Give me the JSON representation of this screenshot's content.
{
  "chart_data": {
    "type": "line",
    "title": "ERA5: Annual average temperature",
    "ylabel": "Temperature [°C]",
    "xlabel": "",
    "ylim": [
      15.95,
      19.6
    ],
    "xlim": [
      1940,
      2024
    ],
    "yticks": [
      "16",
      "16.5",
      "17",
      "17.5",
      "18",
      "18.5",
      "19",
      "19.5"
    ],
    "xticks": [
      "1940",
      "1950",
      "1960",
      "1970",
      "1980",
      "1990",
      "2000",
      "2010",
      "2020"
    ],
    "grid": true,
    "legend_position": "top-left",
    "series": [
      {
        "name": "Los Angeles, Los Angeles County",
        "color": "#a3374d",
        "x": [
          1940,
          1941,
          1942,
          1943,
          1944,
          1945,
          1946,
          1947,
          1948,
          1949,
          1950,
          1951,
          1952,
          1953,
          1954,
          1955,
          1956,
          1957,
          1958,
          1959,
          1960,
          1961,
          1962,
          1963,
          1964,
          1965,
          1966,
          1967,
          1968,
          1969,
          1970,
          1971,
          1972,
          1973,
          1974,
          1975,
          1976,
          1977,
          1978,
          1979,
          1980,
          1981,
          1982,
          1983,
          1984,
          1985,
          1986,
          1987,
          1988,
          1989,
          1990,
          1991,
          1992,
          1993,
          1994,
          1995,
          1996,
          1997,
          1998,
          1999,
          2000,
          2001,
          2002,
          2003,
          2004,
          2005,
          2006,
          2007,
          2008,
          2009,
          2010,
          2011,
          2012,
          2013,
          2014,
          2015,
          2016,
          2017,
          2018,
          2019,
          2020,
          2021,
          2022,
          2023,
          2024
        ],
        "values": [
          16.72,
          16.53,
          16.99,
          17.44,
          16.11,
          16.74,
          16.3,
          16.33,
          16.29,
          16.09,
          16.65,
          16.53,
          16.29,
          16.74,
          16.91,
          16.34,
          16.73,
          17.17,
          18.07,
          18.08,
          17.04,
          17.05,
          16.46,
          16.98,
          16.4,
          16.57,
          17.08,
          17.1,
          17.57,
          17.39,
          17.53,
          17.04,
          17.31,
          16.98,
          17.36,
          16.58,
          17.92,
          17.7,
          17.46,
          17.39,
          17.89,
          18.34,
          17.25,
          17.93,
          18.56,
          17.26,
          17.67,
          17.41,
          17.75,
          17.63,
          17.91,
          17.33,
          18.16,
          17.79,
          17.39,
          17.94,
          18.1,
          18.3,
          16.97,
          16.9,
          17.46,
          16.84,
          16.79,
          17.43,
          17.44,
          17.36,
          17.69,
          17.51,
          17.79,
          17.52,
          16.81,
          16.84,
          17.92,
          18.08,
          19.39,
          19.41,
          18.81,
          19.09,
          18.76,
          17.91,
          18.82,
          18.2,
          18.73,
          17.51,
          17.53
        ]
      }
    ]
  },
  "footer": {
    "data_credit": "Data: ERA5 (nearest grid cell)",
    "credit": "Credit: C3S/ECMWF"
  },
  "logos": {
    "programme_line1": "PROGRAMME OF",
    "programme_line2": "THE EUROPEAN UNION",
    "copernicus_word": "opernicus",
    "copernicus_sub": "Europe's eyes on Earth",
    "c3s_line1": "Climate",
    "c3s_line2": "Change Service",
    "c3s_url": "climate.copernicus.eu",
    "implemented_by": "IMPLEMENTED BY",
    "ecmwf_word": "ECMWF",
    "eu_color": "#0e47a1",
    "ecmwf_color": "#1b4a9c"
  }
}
^^^^^^^^^^^^^^^^
Reproduce each line of the material above precisely.

## Right answer
Give me the JSON representation of this screenshot's content.
{
  "chart_data": {
    "type": "line",
    "title": "ERA5: Annual average temperature",
    "ylabel": "Temperature [°C]",
    "xlabel": "",
    "ylim": [
      15.95,
      19.6
    ],
    "xlim": [
      1940,
      2024
    ],
    "yticks": [
      "16",
      "16.5",
      "17",
      "17.5",
      "18",
      "18.5",
      "19",
      "19.5"
    ],
    "xticks": [
      "1940",
      "1950",
      "1960",
      "1970",
      "1980",
      "1990",
      "2000",
      "2010",
      "2020"
    ],
    "grid": true,
    "legend_position": "top-left",
    "series": [
      {
        "name": "Los Angeles, Los Angeles County",
        "color": "#a3374d",
        "x": [
          1940,
          1941,
          1942,
          1943,
          1944,
          1945,
          1946,
          1947,
          1948,
          1949,
          1950,
          1951,
          1952,
          1953,
          1954,
          1955,
          1956,
          1957,
          1958,
          1959,
          1960,
          1961,
          1962,
          1963,
          1964,
          1965,
          1966,
          1967,
          1968,
          1969,
          1970,
          1971,
          1972,
          1973,
          1974,
          1975,
          1976,
          1977,
          1978,
          1979,
          1980,
          1981,
          1982,
          1983,
          1984,
          1985,
          1986,
          1987,
          1988,
          1989,
          1990,
          1991,
          1992,
          1993,
          1994,
          1995,
          1996,
          1997,
          1998,
          1999,
          2000,
          2001,
          2002,
          2003,
          2004,
          2005,
          2006,
          2007,
          2008,
          2009,
          2010,
          2011,
          2012,
          2013,
          2014,
          2015,
          2016,
          2017,
          2018,
          2019,
          2020,
          2021,
          2022,
          2023,
          2024
        ],
        "values": [
          16.72,
          16.53,
          16.99,
          17.44,
          16.11,
          16.74,
          16.3,
          16.33,
          16.29,
          16.09,
          16.65,
          16.53,
          16.29,
          16.74,
          16.91,
          16.34,
          16.73,
          17.17,
          18.07,
          18.08,
          17.04,
          17.05,
          16.46,
          16.98,
          16.4,
          16.57,
          17.08,
          17.1,
          17.57,
          17.39,
          17.53,
          17.04,
          17.31,
          16.98,
          17.36,
          16.58,
          17.92,
          17.7,
          17.46,
          17.39,
          17.89,
          18.34,
          17.25,
          17.93,
          18.56,
          17.26,
          17.67,
          17.41,
          17.75,
          17.63,
          17.91,
          17.33,
          18.16,
          17.79,
          17.39,
          17.94,
          18.1,
          18.3,
          16.97,
          16.9,
          17.46,
          16.84,
          16.79,
          17.43,
          17.44,
          17.36,
          17.69,
          17.51,
          17.79,
          17.52,
          16.81,
          16.84,
          17.92,
          18.08,
          19.39,
          19.41,
          18.81,
          19.09,
          18.76,
          17.91,
          18.82,
          18.2,
          18.73,
          17.51,
          17.53
        ]
      }
    ]
  },
  "footer": {
    "data_credit": "Data: ERA5 (nearest grid cell)",
    "credit": "Credit: C3S/ECMWF"
  },
  "logos": {
    "programme_line1": "PROGRAMME OF",
    "programme_line2": "THE EUROPEAN UNION",
    "copernicus_word": "opernicus",
    "copernicus_sub": "Europe's eyes on Earth",
    "c3s_line1": "Climate",
    "c3s_line2": "Change Service",
    "c3s_url": "climate.copernicus.eu",
    "implemented_by": "IMPLEMENTED BY",
    "ecmwf_word": "ECMWF",
    "eu_color": "#0e47a1",
    "ecmwf_color": "#1b4a9c"
  }
}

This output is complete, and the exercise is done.